Directive: Write out each line beneath this one exactly as it reads.

------ Material for this exercise ------

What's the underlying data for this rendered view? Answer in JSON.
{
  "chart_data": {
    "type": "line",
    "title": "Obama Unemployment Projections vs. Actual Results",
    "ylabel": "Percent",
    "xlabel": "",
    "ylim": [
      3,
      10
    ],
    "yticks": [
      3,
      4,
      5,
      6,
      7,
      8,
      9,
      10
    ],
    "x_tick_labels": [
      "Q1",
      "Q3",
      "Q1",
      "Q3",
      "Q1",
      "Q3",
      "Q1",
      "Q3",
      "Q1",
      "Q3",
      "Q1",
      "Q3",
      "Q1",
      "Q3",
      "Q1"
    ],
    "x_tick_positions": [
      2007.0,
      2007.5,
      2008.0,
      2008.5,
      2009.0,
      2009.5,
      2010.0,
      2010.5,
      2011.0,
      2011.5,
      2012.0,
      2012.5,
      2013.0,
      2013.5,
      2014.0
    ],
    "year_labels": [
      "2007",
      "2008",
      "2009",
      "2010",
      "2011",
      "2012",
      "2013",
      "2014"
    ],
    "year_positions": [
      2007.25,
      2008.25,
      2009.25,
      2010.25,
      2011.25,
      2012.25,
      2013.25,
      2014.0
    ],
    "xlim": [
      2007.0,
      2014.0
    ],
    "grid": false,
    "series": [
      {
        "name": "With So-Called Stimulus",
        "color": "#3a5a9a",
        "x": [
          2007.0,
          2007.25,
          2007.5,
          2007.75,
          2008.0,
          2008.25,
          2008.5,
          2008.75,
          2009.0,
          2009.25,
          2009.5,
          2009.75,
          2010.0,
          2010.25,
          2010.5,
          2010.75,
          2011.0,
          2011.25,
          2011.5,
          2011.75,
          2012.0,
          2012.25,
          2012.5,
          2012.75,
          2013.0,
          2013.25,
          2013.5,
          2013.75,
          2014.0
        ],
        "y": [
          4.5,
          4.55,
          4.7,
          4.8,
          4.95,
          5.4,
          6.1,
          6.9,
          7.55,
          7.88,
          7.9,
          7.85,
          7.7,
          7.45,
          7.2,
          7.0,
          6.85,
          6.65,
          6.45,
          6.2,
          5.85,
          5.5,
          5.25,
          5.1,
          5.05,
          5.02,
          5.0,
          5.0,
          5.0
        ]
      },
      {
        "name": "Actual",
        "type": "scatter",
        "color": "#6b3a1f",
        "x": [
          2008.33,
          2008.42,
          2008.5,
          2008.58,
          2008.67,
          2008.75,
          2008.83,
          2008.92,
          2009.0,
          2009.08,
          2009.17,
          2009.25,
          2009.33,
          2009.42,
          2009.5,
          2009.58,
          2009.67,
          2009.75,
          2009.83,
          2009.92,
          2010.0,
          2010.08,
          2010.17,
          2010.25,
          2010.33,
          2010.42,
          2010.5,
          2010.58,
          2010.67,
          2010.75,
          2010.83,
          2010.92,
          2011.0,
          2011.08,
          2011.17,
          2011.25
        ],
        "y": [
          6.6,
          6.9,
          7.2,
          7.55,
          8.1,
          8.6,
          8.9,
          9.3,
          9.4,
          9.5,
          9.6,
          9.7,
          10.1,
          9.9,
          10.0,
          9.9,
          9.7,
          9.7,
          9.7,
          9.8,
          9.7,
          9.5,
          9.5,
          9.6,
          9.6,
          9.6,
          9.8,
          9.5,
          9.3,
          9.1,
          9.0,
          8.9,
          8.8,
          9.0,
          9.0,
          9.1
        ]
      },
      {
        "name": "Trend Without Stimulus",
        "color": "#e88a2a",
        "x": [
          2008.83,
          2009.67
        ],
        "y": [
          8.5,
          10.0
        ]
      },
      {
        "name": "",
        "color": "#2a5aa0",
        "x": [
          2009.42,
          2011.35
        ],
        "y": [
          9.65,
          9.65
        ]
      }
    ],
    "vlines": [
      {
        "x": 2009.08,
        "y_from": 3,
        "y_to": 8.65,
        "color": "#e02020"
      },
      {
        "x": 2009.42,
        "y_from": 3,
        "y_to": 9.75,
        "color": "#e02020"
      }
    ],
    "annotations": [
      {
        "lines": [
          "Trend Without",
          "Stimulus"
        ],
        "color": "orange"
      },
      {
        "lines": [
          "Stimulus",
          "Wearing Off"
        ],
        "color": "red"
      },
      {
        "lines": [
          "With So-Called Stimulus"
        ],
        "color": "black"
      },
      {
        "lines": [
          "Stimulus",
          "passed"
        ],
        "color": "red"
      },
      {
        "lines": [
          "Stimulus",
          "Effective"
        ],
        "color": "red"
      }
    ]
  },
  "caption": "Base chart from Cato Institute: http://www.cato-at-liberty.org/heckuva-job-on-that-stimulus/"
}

------

Answer to the task:
What's the underlying data for this rendered view? Answer in JSON.
{
  "chart_data": {
    "type": "line",
    "title": "Obama Unemployment Projections vs. Actual Results",
    "ylabel": "Percent",
    "xlabel": "",
    "ylim": [
      3,
      10
    ],
    "yticks": [
      3,
      4,
      5,
      6,
      7,
      8,
      9,
      10
    ],
    "x_tick_labels": [
      "Q1",
      "Q3",
      "Q1",
      "Q3",
      "Q1",
      "Q3",
      "Q1",
      "Q3",
      "Q1",
      "Q3",
      "Q1",
      "Q3",
      "Q1",
      "Q3",
      "Q1"
    ],
    "x_tick_positions": [
      2007.0,
      2007.5,
      2008.0,
      2008.5,
      2009.0,
      2009.5,
      2010.0,
      2010.5,
      2011.0,
      2011.5,
      2012.0,
      2012.5,
      2013.0,
      2013.5,
      2014.0
    ],
    "year_labels": [
      "2007",
      "2008",
      "2009",
      "2010",
      "2011",
      "2012",
      "2013",
      "2014"
    ],
    "year_positions": [
      2007.25,
      2008.25,
      2009.25,
      2010.25,
      2011.25,
      2012.25,
      2013.25,
      2014.0
    ],
    "xlim": [
      2007.0,
      2014.0
    ],
    "grid": false,
    "series": [
      {
        "name": "With So-Called Stimulus",
        "color": "#3a5a9a",
        "x": [
          2007.0,
          2007.25,
          2007.5,
          2007.75,
          2008.0,
          2008.25,
          2008.5,
          2008.75,
          2009.0,
          2009.25,
          2009.5,
          2009.75,
          2010.0,
          2010.25,
          2010.5,
          2010.75,
          2011.0,
          2011.25,
          2011.5,
          2011.75,
          2012.0,
          2012.25,
          2012.5,
          2012.75,
          2013.0,
          2013.25,
          2013.5,
          2013.75,
          2014.0
        ],
        "y": [
          4.5,
          4.55,
          4.7,
          4.8,
          4.95,
          5.4,
          6.1,
          6.9,
          7.55,
          7.88,
          7.9,
          7.85,
          7.7,
          7.45,
          7.2,
          7.0,
          6.85,
          6.65,
          6.45,
          6.2,
          5.85,
          5.5,
          5.25,
          5.1,
          5.05,
          5.02,
          5.0,
          5.0,
          5.0
        ]
      },
      {
        "name": "Actual",
        "type": "scatter",
        "color": "#6b3a1f",
        "x": [
          2008.33,
          2008.42,
          2008.5,
          2008.58,
          2008.67,
          2008.75,
          2008.83,
          2008.92,
          2009.0,
          2009.08,
          2009.17,
          2009.25,
          2009.33,
          2009.42,
          2009.5,
          2009.58,
          2009.67,
          2009.75,
          2009.83,
          2009.92,
          2010.0,
          2010.08,
          2010.17,
          2010.25,
          2010.33,
          2010.42,
          2010.5,
          2010.58,
          2010.67,
          2010.75,
          2010.83,
          2010.92,
          2011.0,
          2011.08,
          2011.17,
          2011.25
        ],
        "y": [
          6.6,
          6.9,
          7.2,
          7.55,
          8.1,
          8.6,
          8.9,
          9.3,
          9.4,
          9.5,
          9.6,
          9.7,
          10.1,
          9.9,
          10.0,
          9.9,
          9.7,
          9.7,
          9.7,
          9.8,
          9.7,
          9.5,
          9.5,
          9.6,
          9.6,
          9.6,
          9.8,
          9.5,
          9.3,
          9.1,
          9.0,
          8.9,
          8.8,
          9.0,
          9.0,
          9.1
        ]
      },
      {
        "name": "Trend Without Stimulus",
        "color": "#e88a2a",
        "x": [
          2008.83,
          2009.67
        ],
        "y": [
          8.5,
          10.0
        ]
      },
      {
        "name": "",
        "color": "#2a5aa0",
        "x": [
          2009.42,
          2011.35
        ],
        "y": [
          9.65,
          9.65
        ]
      }
    ],
    "vlines": [
      {
        "x": 2009.08,
        "y_from": 3,
        "y_to": 8.65,
        "color": "#e02020"
      },
      {
        "x": 2009.42,
        "y_from": 3,
        "y_to": 9.75,
        "color": "#e02020"
      }
    ],
    "annotations": [
      {
        "lines": [
          "Trend Without",
          "Stimulus"
        ],
        "color": "orange"
      },
      {
        "lines": [
          "Stimulus",
          "Wearing Off"
        ],
        "color": "red"
      },
      {
        "lines": [
          "With So-Called Stimulus"
        ],
        "color": "black"
      },
      {
        "lines": [
          "Stimulus",
          "passed"
        ],
        "color": "red"
      },
      {
        "lines": [
          "Stimulus",
          "Effective"
        ],
        "color": "red"
      }
    ]
  },
  "caption": "Base chart from Cato Institute: http://www.cato-at-liberty.org/heckuva-job-on-that-stimulus/"
}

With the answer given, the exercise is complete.